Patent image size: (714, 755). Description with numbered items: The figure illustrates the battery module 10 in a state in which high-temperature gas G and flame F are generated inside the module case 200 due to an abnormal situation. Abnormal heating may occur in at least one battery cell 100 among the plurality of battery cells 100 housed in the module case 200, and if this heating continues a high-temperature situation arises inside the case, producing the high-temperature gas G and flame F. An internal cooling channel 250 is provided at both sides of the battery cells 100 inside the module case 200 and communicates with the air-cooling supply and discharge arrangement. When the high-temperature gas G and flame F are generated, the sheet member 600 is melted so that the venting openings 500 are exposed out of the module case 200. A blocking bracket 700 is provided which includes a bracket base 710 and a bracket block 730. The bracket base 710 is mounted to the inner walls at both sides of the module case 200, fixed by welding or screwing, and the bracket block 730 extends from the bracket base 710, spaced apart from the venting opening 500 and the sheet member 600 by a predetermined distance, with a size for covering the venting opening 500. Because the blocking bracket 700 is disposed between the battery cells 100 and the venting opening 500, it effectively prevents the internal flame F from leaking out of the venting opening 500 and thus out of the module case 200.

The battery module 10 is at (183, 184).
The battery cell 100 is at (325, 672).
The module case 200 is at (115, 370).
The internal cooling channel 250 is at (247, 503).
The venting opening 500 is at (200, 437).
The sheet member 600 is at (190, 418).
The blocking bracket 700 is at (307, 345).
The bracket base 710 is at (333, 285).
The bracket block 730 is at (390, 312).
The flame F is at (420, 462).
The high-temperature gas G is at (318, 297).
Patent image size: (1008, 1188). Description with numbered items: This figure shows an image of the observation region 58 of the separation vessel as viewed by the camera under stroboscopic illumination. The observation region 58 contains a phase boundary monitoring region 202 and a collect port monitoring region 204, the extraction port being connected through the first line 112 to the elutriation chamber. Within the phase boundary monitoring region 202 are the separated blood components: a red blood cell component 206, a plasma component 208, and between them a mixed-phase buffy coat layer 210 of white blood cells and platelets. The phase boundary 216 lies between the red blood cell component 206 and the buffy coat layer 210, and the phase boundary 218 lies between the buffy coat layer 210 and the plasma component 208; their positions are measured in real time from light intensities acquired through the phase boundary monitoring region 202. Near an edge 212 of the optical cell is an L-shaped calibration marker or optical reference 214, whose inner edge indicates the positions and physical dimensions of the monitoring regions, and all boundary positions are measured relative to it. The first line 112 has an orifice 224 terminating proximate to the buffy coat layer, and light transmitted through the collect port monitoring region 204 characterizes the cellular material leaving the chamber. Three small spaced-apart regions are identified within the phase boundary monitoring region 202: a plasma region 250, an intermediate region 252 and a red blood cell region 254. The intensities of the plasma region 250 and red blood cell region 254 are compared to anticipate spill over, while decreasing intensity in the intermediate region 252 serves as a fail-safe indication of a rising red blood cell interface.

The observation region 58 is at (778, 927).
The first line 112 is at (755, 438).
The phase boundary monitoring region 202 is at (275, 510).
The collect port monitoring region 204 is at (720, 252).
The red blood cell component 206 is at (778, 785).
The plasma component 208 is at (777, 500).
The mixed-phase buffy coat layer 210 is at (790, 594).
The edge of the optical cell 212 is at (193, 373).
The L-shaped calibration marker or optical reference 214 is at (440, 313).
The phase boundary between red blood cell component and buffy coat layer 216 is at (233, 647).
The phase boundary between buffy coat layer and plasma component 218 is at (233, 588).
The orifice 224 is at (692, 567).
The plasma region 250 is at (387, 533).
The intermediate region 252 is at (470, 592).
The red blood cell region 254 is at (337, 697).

- [Work instructions]: Copy the material above back out, exactly as written.

- [Answer to this exercise]:
Patent image size: (714, 755). Description with numbered items: The figure illustrates the battery module 10 in a state in which high-temperature gas G and flame F are generated inside the module case 200 due to an abnormal situation. Abnormal heating may occur in at least one battery cell 100 among the plurality of battery cells 100 housed in the module case 200, and if this heating continues a high-temperature situation arises inside the case, producing the high-temperature gas G and flame F. An internal cooling channel 250 is provided at both sides of the battery cells 100 inside the module case 200 and communicates with the air-cooling supply and discharge arrangement. When the high-temperature gas G and flame F are generated, the sheet member 600 is melted so that the venting openings 500 are exposed out of the module case 200. A blocking bracket 700 is provided which includes a bracket base 710 and a bracket block 730. The bracket base 710 is mounted to the inner walls at both sides of the module case 200, fixed by welding or screwing, and the bracket block 730 extends from the bracket base 710, spaced apart from the venting opening 500 and the sheet member 600 by a predetermined distance, with a size for covering the venting opening 500. Because the blocking bracket 700 is disposed between the battery cells 100 and the venting opening 500, it effectively prevents the internal flame F from leaking out of the venting opening 500 and thus out of the module case 200.

The battery module 10 is at (183, 184).
The battery cell 100 is at (325, 672).
The module case 200 is at (115, 370).
The internal cooling channel 250 is at (247, 503).
The venting opening 500 is at (200, 437).
The sheet member 600 is at (190, 418).
The blocking bracket 700 is at (307, 345).
The bracket base 710 is at (333, 285).
The bracket block 730 is at (390, 312).
The flame F is at (420, 462).
The high-temperature gas G is at (318, 297).
Patent image size: (1008, 1188). Description with numbered items: This figure shows an image of the observation region 58 of the separation vessel as viewed by the camera under stroboscopic illumination. The observation region 58 contains a phase boundary monitoring region 202 and a collect port monitoring region 204, the extraction port being connected through the first line 112 to the elutriation chamber. Within the phase boundary monitoring region 202 are the separated blood components: a red blood cell component 206, a plasma component 208, and between them a mixed-phase buffy coat layer 210 of white blood cells and platelets. The phase boundary 216 lies between the red blood cell component 206 and the buffy coat layer 210, and the phase boundary 218 lies between the buffy coat layer 210 and the plasma component 208; their positions are measured in real time from light intensities acquired through the phase boundary monitoring region 202. Near an edge 212 of the optical cell is an L-shaped calibration marker or optical reference 214, whose inner edge indicates the positions and physical dimensions of the monitoring regions, and all boundary positions are measured relative to it. The first line 112 has an orifice 224 terminating proximate to the buffy coat layer, and light transmitted through the collect port monitoring region 204 characterizes the cellular material leaving the chamber. Three small spaced-apart regions are identified within the phase boundary monitoring region 202: a plasma region 250, an intermediate region 252 and a red blood cell region 254. The intensities of the plasma region 250 and red blood cell region 254 are compared to anticipate spill over, while decreasing intensity in the intermediate region 252 serves as a fail-safe indication of a rising red blood cell interface.

The observation region 58 is at (778, 927).
The first line 112 is at (755, 438).
The phase boundary monitoring region 202 is at (275, 510).
The collect port monitoring region 204 is at (720, 252).
The red blood cell component 206 is at (778, 785).
The plasma component 208 is at (777, 500).
The mixed-phase buffy coat layer 210 is at (790, 594).
The edge of the optical cell 212 is at (193, 373).
The L-shaped calibration marker or optical reference 214 is at (440, 313).
The phase boundary between red blood cell component and buffy coat layer 216 is at (233, 647).
The phase boundary between buffy coat layer and plasma component 218 is at (233, 588).
The orifice 224 is at (692, 567).
The plasma region 250 is at (387, 533).
The intermediate region 252 is at (470, 592).
The red blood cell region 254 is at (337, 697).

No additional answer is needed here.